> [STATED PROBLEM]: Only the pictures are omitted; repeat all other data exactly.
═════ EXTRACTED MATERIAL
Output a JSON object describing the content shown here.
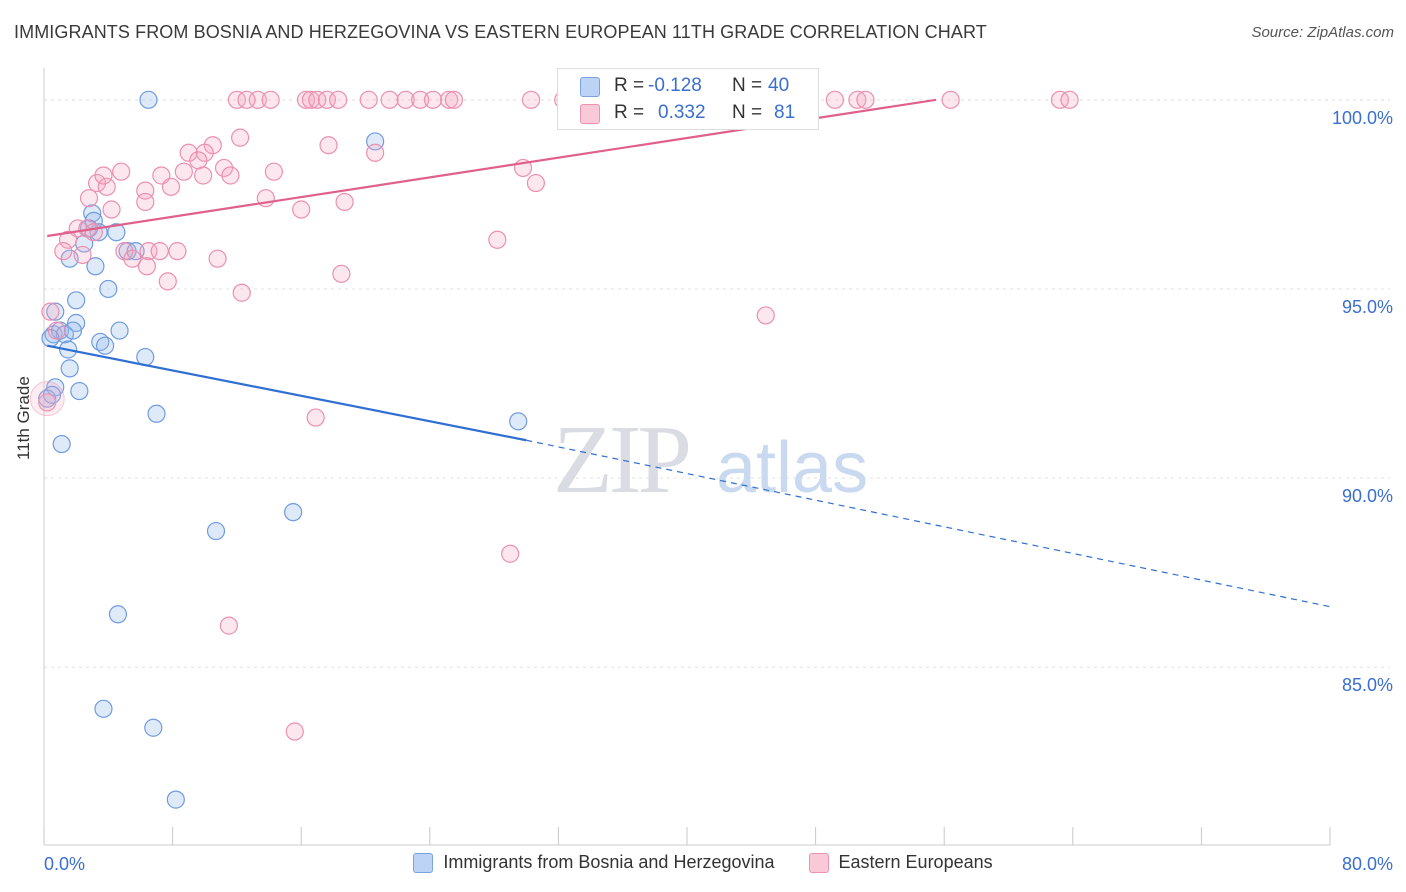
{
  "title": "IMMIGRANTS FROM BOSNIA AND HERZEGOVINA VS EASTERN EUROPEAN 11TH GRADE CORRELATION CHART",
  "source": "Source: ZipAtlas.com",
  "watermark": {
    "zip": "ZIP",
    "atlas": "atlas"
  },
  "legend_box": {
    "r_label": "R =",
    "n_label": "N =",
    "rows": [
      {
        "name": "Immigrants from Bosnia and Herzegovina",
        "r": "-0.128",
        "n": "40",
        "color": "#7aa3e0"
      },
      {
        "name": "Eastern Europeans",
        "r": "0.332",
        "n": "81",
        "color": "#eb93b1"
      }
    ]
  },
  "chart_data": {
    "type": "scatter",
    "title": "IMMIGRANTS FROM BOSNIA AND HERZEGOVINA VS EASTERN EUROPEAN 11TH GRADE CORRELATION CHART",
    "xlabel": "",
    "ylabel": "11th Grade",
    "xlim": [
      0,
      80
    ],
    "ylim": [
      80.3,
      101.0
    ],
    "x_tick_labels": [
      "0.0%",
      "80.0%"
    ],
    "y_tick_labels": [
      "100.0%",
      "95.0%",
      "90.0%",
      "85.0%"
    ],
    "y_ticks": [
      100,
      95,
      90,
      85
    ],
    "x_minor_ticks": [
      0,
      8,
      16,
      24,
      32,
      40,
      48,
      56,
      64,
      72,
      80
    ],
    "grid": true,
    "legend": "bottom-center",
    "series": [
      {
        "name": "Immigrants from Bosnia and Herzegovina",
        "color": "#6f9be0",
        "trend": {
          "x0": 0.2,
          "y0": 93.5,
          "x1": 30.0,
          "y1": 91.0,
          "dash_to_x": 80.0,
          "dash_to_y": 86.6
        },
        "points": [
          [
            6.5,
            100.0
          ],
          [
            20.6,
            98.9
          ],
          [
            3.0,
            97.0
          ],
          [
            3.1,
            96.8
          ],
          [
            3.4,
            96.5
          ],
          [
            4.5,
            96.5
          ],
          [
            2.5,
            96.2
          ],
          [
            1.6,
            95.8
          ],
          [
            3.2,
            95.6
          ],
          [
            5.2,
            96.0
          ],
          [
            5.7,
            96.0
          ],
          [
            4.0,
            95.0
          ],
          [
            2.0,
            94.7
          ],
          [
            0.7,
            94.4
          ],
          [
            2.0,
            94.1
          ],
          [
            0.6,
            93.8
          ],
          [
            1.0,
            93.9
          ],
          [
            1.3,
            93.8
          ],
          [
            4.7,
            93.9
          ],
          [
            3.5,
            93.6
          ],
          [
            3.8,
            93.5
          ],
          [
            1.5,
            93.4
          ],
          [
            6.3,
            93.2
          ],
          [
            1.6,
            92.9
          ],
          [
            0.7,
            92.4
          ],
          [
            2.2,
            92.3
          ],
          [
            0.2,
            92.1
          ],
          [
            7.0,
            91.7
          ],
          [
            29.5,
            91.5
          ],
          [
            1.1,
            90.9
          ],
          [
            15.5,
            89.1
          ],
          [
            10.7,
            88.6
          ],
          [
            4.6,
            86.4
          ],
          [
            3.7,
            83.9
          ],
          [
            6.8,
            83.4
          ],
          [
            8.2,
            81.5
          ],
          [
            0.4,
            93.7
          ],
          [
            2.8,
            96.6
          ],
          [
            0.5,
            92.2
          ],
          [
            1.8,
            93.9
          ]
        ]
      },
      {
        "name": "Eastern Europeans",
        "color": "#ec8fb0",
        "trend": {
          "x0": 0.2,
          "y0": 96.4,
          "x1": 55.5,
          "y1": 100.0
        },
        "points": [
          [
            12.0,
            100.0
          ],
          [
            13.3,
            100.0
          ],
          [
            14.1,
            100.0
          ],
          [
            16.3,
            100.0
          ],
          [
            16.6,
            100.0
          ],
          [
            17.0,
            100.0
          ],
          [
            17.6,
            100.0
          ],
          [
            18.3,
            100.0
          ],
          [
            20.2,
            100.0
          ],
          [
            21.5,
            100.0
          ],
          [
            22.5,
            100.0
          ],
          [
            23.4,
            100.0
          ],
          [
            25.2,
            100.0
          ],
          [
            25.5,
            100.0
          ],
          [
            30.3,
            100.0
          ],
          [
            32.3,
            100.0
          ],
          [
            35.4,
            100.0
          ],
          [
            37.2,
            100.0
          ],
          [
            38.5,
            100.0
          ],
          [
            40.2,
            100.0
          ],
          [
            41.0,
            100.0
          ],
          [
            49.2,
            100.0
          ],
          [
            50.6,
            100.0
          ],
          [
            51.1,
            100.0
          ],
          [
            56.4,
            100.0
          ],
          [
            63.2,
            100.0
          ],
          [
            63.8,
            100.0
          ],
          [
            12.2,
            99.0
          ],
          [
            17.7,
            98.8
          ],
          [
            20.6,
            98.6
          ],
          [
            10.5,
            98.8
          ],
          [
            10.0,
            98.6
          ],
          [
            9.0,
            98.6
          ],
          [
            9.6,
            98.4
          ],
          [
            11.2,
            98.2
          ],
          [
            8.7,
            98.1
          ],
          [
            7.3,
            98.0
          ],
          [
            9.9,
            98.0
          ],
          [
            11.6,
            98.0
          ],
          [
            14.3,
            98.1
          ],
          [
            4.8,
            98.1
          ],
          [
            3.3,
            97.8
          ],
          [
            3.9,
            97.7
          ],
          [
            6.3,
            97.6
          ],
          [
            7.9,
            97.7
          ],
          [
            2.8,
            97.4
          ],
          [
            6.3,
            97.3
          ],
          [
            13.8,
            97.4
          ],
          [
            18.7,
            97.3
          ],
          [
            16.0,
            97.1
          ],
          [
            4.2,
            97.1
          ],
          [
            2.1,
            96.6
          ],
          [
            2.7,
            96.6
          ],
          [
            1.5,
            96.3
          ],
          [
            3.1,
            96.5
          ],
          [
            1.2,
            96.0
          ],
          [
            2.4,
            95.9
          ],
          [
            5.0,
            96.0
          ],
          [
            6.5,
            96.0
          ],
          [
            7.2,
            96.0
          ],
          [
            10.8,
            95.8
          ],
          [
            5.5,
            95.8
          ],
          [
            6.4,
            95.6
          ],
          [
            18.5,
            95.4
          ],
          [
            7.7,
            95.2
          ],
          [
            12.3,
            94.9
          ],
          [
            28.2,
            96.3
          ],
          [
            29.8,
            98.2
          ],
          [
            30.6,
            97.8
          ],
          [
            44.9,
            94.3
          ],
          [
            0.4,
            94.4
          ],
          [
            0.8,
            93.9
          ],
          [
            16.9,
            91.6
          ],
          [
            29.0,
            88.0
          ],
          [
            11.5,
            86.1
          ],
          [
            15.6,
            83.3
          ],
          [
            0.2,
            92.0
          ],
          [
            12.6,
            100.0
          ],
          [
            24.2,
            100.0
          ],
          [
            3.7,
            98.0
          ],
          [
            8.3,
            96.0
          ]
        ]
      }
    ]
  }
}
══════════
> [THE REPLY]:
Output a JSON object describing the content shown here.
{
  "title": "IMMIGRANTS FROM BOSNIA AND HERZEGOVINA VS EASTERN EUROPEAN 11TH GRADE CORRELATION CHART",
  "source": "Source: ZipAtlas.com",
  "watermark": {
    "zip": "ZIP",
    "atlas": "atlas"
  },
  "legend_box": {
    "r_label": "R =",
    "n_label": "N =",
    "rows": [
      {
        "name": "Immigrants from Bosnia and Herzegovina",
        "r": "-0.128",
        "n": "40",
        "color": "#7aa3e0"
      },
      {
        "name": "Eastern Europeans",
        "r": "0.332",
        "n": "81",
        "color": "#eb93b1"
      }
    ]
  },
  "chart_data": {
    "type": "scatter",
    "title": "IMMIGRANTS FROM BOSNIA AND HERZEGOVINA VS EASTERN EUROPEAN 11TH GRADE CORRELATION CHART",
    "xlabel": "",
    "ylabel": "11th Grade",
    "xlim": [
      0,
      80
    ],
    "ylim": [
      80.3,
      101.0
    ],
    "x_tick_labels": [
      "0.0%",
      "80.0%"
    ],
    "y_tick_labels": [
      "100.0%",
      "95.0%",
      "90.0%",
      "85.0%"
    ],
    "y_ticks": [
      100,
      95,
      90,
      85
    ],
    "x_minor_ticks": [
      0,
      8,
      16,
      24,
      32,
      40,
      48,
      56,
      64,
      72,
      80
    ],
    "grid": true,
    "legend": "bottom-center",
    "series": [
      {
        "name": "Immigrants from Bosnia and Herzegovina",
        "color": "#6f9be0",
        "trend": {
          "x0": 0.2,
          "y0": 93.5,
          "x1": 30.0,
          "y1": 91.0,
          "dash_to_x": 80.0,
          "dash_to_y": 86.6
        },
        "points": [
          [
            6.5,
            100.0
          ],
          [
            20.6,
            98.9
          ],
          [
            3.0,
            97.0
          ],
          [
            3.1,
            96.8
          ],
          [
            3.4,
            96.5
          ],
          [
            4.5,
            96.5
          ],
          [
            2.5,
            96.2
          ],
          [
            1.6,
            95.8
          ],
          [
            3.2,
            95.6
          ],
          [
            5.2,
            96.0
          ],
          [
            5.7,
            96.0
          ],
          [
            4.0,
            95.0
          ],
          [
            2.0,
            94.7
          ],
          [
            0.7,
            94.4
          ],
          [
            2.0,
            94.1
          ],
          [
            0.6,
            93.8
          ],
          [
            1.0,
            93.9
          ],
          [
            1.3,
            93.8
          ],
          [
            4.7,
            93.9
          ],
          [
            3.5,
            93.6
          ],
          [
            3.8,
            93.5
          ],
          [
            1.5,
            93.4
          ],
          [
            6.3,
            93.2
          ],
          [
            1.6,
            92.9
          ],
          [
            0.7,
            92.4
          ],
          [
            2.2,
            92.3
          ],
          [
            0.2,
            92.1
          ],
          [
            7.0,
            91.7
          ],
          [
            29.5,
            91.5
          ],
          [
            1.1,
            90.9
          ],
          [
            15.5,
            89.1
          ],
          [
            10.7,
            88.6
          ],
          [
            4.6,
            86.4
          ],
          [
            3.7,
            83.9
          ],
          [
            6.8,
            83.4
          ],
          [
            8.2,
            81.5
          ],
          [
            0.4,
            93.7
          ],
          [
            2.8,
            96.6
          ],
          [
            0.5,
            92.2
          ],
          [
            1.8,
            93.9
          ]
        ]
      },
      {
        "name": "Eastern Europeans",
        "color": "#ec8fb0",
        "trend": {
          "x0": 0.2,
          "y0": 96.4,
          "x1": 55.5,
          "y1": 100.0
        },
        "points": [
          [
            12.0,
            100.0
          ],
          [
            13.3,
            100.0
          ],
          [
            14.1,
            100.0
          ],
          [
            16.3,
            100.0
          ],
          [
            16.6,
            100.0
          ],
          [
            17.0,
            100.0
          ],
          [
            17.6,
            100.0
          ],
          [
            18.3,
            100.0
          ],
          [
            20.2,
            100.0
          ],
          [
            21.5,
            100.0
          ],
          [
            22.5,
            100.0
          ],
          [
            23.4,
            100.0
          ],
          [
            25.2,
            100.0
          ],
          [
            25.5,
            100.0
          ],
          [
            30.3,
            100.0
          ],
          [
            32.3,
            100.0
          ],
          [
            35.4,
            100.0
          ],
          [
            37.2,
            100.0
          ],
          [
            38.5,
            100.0
          ],
          [
            40.2,
            100.0
          ],
          [
            41.0,
            100.0
          ],
          [
            49.2,
            100.0
          ],
          [
            50.6,
            100.0
          ],
          [
            51.1,
            100.0
          ],
          [
            56.4,
            100.0
          ],
          [
            63.2,
            100.0
          ],
          [
            63.8,
            100.0
          ],
          [
            12.2,
            99.0
          ],
          [
            17.7,
            98.8
          ],
          [
            20.6,
            98.6
          ],
          [
            10.5,
            98.8
          ],
          [
            10.0,
            98.6
          ],
          [
            9.0,
            98.6
          ],
          [
            9.6,
            98.4
          ],
          [
            11.2,
            98.2
          ],
          [
            8.7,
            98.1
          ],
          [
            7.3,
            98.0
          ],
          [
            9.9,
            98.0
          ],
          [
            11.6,
            98.0
          ],
          [
            14.3,
            98.1
          ],
          [
            4.8,
            98.1
          ],
          [
            3.3,
            97.8
          ],
          [
            3.9,
            97.7
          ],
          [
            6.3,
            97.6
          ],
          [
            7.9,
            97.7
          ],
          [
            2.8,
            97.4
          ],
          [
            6.3,
            97.3
          ],
          [
            13.8,
            97.4
          ],
          [
            18.7,
            97.3
          ],
          [
            16.0,
            97.1
          ],
          [
            4.2,
            97.1
          ],
          [
            2.1,
            96.6
          ],
          [
            2.7,
            96.6
          ],
          [
            1.5,
            96.3
          ],
          [
            3.1,
            96.5
          ],
          [
            1.2,
            96.0
          ],
          [
            2.4,
            95.9
          ],
          [
            5.0,
            96.0
          ],
          [
            6.5,
            96.0
          ],
          [
            7.2,
            96.0
          ],
          [
            10.8,
            95.8
          ],
          [
            5.5,
            95.8
          ],
          [
            6.4,
            95.6
          ],
          [
            18.5,
            95.4
          ],
          [
            7.7,
            95.2
          ],
          [
            12.3,
            94.9
          ],
          [
            28.2,
            96.3
          ],
          [
            29.8,
            98.2
          ],
          [
            30.6,
            97.8
          ],
          [
            44.9,
            94.3
          ],
          [
            0.4,
            94.4
          ],
          [
            0.8,
            93.9
          ],
          [
            16.9,
            91.6
          ],
          [
            29.0,
            88.0
          ],
          [
            11.5,
            86.1
          ],
          [
            15.6,
            83.3
          ],
          [
            0.2,
            92.0
          ],
          [
            12.6,
            100.0
          ],
          [
            24.2,
            100.0
          ],
          [
            3.7,
            98.0
          ],
          [
            8.3,
            96.0
          ]
        ]
      }
    ]
  }
}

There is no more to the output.